Make an exact copy of the entries below.

* START RECORDS PROVIDED *

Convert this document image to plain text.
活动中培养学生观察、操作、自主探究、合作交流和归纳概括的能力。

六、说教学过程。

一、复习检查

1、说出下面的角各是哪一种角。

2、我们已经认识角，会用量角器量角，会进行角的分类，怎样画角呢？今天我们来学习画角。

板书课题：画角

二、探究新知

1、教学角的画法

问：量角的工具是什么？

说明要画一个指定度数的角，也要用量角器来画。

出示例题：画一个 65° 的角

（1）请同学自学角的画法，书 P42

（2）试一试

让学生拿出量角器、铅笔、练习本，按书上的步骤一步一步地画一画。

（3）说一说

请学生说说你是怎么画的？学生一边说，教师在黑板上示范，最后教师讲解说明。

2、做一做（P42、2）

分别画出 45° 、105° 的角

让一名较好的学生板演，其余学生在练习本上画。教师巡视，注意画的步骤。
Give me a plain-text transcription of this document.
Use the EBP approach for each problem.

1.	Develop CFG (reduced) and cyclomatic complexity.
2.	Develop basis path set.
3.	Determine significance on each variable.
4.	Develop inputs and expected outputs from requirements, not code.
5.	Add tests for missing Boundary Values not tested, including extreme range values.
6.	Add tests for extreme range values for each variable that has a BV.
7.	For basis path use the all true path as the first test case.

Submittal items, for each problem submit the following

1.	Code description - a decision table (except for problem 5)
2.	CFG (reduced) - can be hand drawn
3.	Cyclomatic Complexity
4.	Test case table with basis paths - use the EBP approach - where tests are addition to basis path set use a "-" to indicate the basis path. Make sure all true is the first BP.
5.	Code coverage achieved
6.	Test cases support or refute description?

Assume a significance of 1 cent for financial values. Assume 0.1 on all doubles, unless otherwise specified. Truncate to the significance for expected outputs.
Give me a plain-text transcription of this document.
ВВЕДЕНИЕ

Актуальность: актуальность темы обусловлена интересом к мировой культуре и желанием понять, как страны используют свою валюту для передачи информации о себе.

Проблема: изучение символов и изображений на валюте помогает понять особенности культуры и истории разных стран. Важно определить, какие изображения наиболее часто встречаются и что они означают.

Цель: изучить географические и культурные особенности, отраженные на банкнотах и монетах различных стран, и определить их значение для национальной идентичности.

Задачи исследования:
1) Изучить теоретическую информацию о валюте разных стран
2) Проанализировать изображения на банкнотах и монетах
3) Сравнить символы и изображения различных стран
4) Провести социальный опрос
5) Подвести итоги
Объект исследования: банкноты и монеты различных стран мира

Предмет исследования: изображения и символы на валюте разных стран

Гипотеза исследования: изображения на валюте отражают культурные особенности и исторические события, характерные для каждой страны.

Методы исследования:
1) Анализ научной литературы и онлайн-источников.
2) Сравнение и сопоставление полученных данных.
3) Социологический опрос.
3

* END RECORDS PROVIDED *

* [SOLUTION TO THE PROBLEM]:
Convert this document image to plain text.
活动中培养学生观察、操作、自主探究、合作交流和归纳概括的能力。

六、说教学过程。

一、复习检查

1、说出下面的角各是哪一种角。

2、我们已经认识角，会用量角器量角，会进行角的分类，怎样画角呢？今天我们来学习画角。

板书课题：画角

二、探究新知

1、教学角的画法

问：量角的工具是什么？

说明要画一个指定度数的角，也要用量角器来画。

出示例题：画一个 65° 的角

（1）请同学自学角的画法，书 P42

（2）试一试

让学生拿出量角器、铅笔、练习本，按书上的步骤一步一步地画一画。

（3）说一说

请学生说说你是怎么画的？学生一边说，教师在黑板上示范，最后教师讲解说明。

2、做一做（P42、2）

分别画出 45° 、105° 的角

让一名较好的学生板演，其余学生在练习本上画。教师巡视，注意画的步骤。
Give me a plain-text transcription of this document.
Use the EBP approach for each problem.

1.	Develop CFG (reduced) and cyclomatic complexity.
2.	Develop basis path set.
3.	Determine significance on each variable.
4.	Develop inputs and expected outputs from requirements, not code.
5.	Add tests for missing Boundary Values not tested, including extreme range values.
6.	Add tests for extreme range values for each variable that has a BV.
7.	For basis path use the all true path as the first test case.

Submittal items, for each problem submit the following

1.	Code description - a decision table (except for problem 5)
2.	CFG (reduced) - can be hand drawn
3.	Cyclomatic Complexity
4.	Test case table with basis paths - use the EBP approach - where tests are addition to basis path set use a "-" to indicate the basis path. Make sure all true is the first BP.
5.	Code coverage achieved
6.	Test cases support or refute description?

Assume a significance of 1 cent for financial values. Assume 0.1 on all doubles, unless otherwise specified. Truncate to the significance for expected outputs.
Give me a plain-text transcription of this document.
ВВЕДЕНИЕ

Актуальность: актуальность темы обусловлена интересом к мировой культуре и желанием понять, как страны используют свою валюту для передачи информации о себе.

Проблема: изучение символов и изображений на валюте помогает понять особенности культуры и истории разных стран. Важно определить, какие изображения наиболее часто встречаются и что они означают.

Цель: изучить географические и культурные особенности, отраженные на банкнотах и монетах различных стран, и определить их значение для национальной идентичности.

Задачи исследования:
1) Изучить теоретическую информацию о валюте разных стран
2) Проанализировать изображения на банкнотах и монетах
3) Сравнить символы и изображения различных стран
4) Провести социальный опрос
5) Подвести итоги
Объект исследования: банкноты и монеты различных стран мира

Предмет исследования: изображения и символы на валюте разных стран

Гипотеза исследования: изображения на валюте отражают культурные особенности и исторические события, характерные для каждой страны.

Методы исследования:
1) Анализ научной литературы и онлайн-источников.
2) Сравнение и сопоставление полученных данных.
3) Социологический опрос.
3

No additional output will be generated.